What is being asked -> Copy out all the lines where "title" shows up.

Dataset rows ->
■ ■ ■ ■ ■

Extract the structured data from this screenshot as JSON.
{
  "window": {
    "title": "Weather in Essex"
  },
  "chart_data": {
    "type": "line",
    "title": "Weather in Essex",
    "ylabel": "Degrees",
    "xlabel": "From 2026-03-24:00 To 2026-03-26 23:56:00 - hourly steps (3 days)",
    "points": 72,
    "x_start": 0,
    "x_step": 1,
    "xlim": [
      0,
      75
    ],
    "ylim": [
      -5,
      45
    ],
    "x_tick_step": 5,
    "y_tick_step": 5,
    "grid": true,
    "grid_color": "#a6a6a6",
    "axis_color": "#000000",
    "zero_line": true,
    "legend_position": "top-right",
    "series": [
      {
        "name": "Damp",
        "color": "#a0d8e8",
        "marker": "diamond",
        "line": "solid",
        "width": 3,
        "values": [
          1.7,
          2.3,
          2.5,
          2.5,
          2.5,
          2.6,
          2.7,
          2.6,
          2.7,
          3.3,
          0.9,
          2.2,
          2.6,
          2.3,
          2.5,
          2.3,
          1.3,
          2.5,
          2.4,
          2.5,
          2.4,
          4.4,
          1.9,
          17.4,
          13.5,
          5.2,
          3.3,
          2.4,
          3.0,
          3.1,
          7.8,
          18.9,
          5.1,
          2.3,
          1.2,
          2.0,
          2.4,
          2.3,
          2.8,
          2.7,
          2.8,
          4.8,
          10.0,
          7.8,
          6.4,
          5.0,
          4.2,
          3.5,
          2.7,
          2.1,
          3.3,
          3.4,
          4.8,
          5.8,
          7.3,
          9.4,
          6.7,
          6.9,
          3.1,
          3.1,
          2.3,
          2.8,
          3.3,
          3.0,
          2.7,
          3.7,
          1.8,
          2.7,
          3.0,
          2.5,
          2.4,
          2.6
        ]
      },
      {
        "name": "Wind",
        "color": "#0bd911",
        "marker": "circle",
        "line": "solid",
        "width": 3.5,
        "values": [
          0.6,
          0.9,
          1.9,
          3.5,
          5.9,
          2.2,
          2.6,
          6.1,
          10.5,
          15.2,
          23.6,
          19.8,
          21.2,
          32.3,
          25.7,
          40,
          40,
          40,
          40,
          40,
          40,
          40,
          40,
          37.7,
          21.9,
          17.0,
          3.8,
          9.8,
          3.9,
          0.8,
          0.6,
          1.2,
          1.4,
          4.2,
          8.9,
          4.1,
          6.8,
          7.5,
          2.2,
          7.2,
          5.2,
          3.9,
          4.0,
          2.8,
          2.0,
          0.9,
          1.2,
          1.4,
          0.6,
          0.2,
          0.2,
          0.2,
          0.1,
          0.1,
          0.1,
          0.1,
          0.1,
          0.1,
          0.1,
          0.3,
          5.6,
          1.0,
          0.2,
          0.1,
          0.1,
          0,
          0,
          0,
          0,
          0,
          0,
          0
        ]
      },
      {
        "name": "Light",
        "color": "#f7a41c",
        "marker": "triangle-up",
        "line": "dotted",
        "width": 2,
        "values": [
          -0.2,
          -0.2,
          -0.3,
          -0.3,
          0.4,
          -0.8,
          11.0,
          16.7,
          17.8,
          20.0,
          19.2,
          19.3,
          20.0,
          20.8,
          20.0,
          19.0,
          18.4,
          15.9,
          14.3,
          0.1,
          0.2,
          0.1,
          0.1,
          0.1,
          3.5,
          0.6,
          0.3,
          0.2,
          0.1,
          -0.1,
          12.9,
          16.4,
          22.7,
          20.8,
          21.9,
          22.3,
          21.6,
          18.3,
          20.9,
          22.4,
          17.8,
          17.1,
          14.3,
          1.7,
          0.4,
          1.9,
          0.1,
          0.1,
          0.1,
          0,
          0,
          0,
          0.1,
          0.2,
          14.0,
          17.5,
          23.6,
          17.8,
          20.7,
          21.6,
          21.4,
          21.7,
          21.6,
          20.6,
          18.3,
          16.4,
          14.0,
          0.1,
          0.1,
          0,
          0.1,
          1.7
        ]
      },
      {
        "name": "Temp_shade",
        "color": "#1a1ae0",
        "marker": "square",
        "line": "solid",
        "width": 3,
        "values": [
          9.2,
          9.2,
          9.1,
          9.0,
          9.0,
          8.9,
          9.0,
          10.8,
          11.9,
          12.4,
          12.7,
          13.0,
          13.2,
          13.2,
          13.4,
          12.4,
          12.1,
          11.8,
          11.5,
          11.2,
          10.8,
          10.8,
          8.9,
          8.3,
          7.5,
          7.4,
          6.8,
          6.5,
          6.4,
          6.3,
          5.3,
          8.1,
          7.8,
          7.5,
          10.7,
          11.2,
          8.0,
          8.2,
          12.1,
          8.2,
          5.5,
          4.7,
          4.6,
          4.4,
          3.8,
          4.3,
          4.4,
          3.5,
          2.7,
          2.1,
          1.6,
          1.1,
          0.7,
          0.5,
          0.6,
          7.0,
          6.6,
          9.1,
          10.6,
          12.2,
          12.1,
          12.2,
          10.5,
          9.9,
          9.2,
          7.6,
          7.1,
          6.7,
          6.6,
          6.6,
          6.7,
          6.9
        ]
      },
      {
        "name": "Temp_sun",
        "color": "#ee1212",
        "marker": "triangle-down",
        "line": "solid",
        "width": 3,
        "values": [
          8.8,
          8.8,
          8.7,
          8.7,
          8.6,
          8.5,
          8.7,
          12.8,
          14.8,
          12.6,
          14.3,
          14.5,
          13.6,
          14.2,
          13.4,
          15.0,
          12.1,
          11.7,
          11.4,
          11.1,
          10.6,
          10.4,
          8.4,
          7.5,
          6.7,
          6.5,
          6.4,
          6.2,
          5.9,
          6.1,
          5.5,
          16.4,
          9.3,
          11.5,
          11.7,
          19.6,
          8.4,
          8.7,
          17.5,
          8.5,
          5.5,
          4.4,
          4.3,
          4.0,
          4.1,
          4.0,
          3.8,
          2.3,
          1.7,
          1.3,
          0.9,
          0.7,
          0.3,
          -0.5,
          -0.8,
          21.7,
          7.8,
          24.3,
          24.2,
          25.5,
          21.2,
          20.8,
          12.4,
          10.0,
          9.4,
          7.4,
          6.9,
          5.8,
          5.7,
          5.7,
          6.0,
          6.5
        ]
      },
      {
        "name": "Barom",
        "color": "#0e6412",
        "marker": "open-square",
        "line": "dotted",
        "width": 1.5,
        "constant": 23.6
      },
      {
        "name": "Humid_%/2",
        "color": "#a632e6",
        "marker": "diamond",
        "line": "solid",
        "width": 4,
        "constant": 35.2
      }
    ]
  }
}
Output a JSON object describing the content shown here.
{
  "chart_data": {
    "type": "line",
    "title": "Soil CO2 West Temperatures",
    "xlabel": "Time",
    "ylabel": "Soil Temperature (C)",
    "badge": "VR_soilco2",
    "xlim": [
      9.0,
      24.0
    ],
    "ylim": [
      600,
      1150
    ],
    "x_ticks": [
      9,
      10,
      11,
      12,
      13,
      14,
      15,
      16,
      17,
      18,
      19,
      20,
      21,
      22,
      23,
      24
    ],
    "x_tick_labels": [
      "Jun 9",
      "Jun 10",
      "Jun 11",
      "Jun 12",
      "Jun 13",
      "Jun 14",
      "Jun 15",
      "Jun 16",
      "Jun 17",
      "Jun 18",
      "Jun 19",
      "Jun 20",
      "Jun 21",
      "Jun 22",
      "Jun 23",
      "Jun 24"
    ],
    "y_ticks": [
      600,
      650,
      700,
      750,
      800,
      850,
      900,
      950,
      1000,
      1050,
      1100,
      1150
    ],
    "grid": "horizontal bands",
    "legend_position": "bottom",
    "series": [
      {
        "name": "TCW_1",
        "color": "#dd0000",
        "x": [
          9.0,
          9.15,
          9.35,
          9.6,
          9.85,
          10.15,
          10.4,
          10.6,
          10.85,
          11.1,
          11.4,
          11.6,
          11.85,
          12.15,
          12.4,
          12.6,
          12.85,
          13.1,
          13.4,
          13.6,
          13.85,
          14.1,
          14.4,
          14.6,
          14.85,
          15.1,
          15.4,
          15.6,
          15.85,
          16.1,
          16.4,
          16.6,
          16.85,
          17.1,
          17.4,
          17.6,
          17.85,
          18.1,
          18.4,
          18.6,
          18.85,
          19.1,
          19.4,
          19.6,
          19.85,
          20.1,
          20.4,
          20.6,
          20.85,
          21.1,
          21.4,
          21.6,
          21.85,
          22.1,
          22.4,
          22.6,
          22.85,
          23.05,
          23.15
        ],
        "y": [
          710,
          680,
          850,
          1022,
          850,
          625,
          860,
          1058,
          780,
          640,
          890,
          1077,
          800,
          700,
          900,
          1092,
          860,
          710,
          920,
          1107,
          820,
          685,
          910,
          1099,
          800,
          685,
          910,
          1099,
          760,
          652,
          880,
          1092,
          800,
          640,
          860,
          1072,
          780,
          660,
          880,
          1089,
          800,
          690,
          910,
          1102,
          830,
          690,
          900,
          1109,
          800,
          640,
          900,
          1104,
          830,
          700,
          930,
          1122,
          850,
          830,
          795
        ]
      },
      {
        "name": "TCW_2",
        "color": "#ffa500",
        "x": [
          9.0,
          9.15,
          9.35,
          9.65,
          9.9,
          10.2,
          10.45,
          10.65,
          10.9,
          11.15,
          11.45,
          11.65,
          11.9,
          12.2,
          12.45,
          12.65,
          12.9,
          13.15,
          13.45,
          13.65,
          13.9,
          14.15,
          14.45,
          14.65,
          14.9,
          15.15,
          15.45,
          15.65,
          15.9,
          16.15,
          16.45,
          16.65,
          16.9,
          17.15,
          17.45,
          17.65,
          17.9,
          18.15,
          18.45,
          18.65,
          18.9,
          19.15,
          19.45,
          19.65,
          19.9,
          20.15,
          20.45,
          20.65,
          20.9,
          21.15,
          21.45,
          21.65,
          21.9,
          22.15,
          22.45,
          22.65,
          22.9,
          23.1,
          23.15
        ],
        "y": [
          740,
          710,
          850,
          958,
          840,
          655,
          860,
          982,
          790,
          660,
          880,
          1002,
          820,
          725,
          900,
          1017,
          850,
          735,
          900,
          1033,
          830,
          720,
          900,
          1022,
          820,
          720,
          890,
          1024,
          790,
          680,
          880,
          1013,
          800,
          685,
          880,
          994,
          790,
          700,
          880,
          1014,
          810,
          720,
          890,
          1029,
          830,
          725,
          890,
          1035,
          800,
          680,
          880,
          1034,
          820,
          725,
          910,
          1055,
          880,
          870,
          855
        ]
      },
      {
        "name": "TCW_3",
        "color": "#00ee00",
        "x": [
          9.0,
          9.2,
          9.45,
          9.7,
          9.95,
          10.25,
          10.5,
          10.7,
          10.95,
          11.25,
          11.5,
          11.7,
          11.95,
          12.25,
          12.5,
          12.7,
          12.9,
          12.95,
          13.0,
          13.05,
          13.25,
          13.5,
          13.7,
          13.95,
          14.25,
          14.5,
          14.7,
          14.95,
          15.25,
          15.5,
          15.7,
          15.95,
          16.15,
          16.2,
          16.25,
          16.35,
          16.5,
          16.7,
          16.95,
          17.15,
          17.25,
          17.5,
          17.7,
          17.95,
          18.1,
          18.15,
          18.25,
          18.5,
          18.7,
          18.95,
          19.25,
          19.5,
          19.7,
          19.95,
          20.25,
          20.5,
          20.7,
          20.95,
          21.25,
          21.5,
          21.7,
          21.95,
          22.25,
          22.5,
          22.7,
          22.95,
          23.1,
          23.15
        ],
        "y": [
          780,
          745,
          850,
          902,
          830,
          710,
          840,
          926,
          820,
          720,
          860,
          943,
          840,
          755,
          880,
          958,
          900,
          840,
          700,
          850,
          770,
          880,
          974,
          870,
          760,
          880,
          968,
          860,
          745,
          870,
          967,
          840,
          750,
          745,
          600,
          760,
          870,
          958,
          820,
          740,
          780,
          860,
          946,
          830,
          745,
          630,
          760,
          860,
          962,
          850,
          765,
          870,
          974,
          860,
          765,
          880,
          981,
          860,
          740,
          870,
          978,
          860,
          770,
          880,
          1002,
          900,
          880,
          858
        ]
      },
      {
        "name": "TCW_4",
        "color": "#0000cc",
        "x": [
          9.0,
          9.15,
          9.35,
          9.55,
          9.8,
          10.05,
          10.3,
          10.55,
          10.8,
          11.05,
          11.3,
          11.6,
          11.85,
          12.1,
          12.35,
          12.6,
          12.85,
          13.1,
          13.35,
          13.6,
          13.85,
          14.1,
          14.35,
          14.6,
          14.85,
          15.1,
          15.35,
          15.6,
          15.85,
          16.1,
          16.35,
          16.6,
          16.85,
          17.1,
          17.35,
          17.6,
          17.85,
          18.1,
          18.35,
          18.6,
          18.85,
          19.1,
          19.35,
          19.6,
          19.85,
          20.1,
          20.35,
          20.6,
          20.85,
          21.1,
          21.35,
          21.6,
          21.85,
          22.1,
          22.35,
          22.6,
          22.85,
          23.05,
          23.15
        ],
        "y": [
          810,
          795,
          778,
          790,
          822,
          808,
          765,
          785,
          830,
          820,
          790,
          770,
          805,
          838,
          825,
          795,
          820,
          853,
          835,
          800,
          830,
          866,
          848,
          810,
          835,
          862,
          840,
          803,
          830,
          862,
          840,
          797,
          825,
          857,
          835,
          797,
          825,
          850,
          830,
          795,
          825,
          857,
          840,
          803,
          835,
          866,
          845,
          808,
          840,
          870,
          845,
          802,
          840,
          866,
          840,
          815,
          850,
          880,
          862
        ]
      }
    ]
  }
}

■ ■ ■ ■ ■

Result of the exercise ->
    "title": "Weather in Essex"
    "title": "Weather in Essex",
    "title": "Soil CO2 West Temperatures",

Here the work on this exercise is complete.